--- Short problem ---
Gather all lines in the records below that include the word "label".

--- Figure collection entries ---

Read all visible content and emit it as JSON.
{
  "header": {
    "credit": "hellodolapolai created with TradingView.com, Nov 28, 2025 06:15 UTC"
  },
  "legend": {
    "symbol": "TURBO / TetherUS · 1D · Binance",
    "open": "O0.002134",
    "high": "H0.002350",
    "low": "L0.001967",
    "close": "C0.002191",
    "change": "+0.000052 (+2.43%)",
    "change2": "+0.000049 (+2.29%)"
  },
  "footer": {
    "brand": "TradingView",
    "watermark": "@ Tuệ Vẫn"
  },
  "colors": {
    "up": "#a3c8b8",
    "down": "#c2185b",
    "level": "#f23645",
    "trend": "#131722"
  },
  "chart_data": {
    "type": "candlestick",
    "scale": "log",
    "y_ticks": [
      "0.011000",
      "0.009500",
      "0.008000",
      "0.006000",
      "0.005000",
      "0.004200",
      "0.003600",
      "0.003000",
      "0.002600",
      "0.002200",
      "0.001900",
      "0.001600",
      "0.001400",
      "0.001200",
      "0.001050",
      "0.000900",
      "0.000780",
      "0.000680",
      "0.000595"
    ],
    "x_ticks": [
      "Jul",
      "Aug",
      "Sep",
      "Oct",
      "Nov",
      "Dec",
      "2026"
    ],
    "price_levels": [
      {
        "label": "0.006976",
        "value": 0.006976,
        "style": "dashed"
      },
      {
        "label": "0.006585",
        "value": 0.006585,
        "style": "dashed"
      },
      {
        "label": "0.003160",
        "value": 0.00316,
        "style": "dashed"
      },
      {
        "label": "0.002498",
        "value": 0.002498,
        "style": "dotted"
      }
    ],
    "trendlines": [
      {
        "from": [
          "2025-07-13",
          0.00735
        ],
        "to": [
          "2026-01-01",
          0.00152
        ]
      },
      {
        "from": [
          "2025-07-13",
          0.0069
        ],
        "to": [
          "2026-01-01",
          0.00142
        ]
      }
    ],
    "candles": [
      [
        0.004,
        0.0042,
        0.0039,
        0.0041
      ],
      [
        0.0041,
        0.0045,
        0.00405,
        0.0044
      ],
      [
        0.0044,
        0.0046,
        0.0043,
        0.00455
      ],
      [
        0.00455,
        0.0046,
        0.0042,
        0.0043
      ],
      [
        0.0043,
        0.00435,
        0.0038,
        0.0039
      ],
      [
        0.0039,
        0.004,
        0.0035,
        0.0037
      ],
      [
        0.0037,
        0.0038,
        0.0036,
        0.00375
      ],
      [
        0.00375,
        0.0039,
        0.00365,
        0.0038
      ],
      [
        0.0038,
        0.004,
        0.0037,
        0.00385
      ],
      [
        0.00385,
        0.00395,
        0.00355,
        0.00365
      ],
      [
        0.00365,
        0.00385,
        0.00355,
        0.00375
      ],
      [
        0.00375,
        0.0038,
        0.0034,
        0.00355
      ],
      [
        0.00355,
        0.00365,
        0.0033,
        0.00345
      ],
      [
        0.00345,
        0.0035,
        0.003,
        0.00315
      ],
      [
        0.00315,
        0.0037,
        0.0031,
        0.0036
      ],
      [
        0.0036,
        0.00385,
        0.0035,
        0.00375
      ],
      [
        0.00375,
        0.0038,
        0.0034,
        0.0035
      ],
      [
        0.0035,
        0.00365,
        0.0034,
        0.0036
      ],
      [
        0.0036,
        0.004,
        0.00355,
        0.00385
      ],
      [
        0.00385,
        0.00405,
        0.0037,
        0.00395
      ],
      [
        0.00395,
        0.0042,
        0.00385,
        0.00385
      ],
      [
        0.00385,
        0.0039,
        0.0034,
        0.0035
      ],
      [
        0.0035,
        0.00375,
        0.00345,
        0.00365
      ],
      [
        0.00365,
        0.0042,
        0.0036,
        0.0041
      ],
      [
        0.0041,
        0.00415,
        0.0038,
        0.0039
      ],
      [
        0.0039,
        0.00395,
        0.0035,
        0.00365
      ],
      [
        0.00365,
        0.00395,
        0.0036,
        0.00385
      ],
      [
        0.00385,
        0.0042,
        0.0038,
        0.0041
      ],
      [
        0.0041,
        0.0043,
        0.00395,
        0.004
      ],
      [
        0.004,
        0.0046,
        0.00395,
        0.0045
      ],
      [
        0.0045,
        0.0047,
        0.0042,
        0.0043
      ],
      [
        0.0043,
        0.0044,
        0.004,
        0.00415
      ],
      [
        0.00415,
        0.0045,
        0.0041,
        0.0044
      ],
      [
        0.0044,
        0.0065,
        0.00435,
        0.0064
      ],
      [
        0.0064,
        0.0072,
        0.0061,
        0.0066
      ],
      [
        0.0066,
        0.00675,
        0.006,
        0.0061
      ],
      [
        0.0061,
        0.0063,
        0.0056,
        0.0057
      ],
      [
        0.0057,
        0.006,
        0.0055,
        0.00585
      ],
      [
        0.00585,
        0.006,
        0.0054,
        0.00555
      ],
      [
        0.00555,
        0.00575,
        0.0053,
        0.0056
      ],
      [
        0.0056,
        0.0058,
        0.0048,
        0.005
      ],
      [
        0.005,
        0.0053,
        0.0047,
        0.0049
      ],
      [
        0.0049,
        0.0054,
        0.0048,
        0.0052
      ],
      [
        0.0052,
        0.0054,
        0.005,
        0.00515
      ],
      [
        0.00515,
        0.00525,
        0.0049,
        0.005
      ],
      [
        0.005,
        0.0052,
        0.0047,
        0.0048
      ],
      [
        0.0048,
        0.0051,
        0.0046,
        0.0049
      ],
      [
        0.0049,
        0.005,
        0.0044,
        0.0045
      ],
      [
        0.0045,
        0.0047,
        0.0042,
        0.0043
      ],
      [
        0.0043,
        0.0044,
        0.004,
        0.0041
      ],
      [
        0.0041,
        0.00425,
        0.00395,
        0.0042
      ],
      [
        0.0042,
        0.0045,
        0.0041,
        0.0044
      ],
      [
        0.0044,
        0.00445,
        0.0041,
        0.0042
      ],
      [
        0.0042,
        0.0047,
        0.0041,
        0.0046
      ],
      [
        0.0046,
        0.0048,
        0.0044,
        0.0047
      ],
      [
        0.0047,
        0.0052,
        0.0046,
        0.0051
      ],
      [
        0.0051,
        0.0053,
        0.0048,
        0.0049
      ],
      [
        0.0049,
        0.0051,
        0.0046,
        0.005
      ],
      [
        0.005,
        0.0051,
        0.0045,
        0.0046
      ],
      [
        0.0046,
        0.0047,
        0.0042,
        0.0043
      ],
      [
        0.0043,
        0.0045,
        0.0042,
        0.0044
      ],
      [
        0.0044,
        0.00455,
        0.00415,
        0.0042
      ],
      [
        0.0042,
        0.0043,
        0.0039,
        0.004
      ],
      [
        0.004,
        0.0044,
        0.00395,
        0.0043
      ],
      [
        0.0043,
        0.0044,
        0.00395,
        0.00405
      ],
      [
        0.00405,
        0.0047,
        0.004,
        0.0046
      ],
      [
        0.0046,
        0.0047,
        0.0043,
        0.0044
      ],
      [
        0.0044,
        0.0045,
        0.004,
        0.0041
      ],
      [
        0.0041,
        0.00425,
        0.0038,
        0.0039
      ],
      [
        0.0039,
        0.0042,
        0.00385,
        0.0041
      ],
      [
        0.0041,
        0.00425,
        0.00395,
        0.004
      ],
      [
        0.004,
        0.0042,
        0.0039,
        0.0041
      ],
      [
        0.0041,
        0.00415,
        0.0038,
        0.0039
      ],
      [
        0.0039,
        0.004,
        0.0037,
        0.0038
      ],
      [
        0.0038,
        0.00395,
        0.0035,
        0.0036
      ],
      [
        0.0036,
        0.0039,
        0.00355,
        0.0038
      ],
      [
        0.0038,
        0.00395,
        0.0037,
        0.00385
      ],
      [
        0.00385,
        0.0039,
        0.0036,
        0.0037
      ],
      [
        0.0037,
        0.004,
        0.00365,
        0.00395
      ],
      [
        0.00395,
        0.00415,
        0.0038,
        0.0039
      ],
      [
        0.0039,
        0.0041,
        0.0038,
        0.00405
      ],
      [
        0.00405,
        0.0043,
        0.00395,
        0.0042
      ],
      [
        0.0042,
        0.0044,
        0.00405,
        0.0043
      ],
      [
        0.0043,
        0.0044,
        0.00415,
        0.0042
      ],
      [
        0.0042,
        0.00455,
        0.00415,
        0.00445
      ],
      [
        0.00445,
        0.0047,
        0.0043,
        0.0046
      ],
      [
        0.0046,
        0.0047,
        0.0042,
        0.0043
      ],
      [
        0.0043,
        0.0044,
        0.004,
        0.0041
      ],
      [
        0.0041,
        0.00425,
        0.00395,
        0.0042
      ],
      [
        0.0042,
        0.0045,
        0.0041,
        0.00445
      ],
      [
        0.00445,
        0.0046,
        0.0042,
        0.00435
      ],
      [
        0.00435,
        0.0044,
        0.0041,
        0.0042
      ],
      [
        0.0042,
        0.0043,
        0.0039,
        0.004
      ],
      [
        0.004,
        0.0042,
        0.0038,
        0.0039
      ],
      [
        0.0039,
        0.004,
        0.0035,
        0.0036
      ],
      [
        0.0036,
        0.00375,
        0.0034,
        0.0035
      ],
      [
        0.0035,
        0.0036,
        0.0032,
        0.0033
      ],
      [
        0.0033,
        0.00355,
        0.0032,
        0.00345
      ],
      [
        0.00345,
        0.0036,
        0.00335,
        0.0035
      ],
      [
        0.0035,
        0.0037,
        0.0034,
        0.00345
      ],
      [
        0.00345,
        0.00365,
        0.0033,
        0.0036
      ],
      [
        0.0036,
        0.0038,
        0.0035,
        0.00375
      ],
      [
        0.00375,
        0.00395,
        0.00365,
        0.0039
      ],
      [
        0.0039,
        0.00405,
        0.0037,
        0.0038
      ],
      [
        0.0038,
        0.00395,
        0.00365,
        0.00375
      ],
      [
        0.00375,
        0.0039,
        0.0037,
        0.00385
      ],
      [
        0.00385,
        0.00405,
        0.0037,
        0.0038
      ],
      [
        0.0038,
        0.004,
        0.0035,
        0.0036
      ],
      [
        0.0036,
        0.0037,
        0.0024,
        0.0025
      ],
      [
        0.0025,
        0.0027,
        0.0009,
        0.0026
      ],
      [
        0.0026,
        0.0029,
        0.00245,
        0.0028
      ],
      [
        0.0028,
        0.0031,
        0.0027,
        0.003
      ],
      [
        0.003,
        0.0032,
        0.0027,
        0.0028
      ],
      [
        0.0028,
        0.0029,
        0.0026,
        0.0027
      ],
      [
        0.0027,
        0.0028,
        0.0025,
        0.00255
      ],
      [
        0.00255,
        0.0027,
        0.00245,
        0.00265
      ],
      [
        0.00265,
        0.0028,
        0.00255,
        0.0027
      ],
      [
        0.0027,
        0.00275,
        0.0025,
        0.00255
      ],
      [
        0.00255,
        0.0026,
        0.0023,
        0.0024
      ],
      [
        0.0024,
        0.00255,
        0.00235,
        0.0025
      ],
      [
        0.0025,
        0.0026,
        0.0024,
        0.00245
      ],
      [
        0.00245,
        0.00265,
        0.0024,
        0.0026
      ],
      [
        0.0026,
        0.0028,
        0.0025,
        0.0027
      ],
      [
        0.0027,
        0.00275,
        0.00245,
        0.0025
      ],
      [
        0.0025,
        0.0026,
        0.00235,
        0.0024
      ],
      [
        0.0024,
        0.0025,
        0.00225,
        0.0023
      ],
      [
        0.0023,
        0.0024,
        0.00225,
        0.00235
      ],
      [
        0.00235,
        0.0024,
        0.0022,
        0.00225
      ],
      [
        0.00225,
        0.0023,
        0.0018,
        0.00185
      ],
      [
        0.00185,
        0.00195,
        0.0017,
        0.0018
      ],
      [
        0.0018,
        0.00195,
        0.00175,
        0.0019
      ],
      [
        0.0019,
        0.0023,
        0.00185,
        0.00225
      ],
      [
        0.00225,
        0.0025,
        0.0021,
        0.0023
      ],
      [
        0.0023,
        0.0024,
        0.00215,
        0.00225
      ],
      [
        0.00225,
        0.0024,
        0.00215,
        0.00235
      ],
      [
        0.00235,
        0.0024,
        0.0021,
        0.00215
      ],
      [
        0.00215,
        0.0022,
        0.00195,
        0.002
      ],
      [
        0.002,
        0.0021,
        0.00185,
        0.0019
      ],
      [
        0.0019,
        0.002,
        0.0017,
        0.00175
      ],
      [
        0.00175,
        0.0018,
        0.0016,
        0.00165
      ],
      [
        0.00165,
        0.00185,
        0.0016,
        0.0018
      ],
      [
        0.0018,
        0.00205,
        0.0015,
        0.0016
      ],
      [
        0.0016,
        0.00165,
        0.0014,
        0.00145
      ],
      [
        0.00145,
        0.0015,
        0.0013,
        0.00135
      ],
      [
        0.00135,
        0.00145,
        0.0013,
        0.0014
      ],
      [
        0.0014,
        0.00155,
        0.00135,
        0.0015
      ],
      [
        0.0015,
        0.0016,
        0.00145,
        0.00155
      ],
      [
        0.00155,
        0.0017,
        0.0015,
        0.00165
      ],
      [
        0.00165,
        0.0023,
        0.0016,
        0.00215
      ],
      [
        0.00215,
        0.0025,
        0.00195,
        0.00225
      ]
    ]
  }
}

--- Answer for the task ---
        "label": "0.006976",
        "label": "0.006585",
        "label": "0.003160",
        "label": "0.002498",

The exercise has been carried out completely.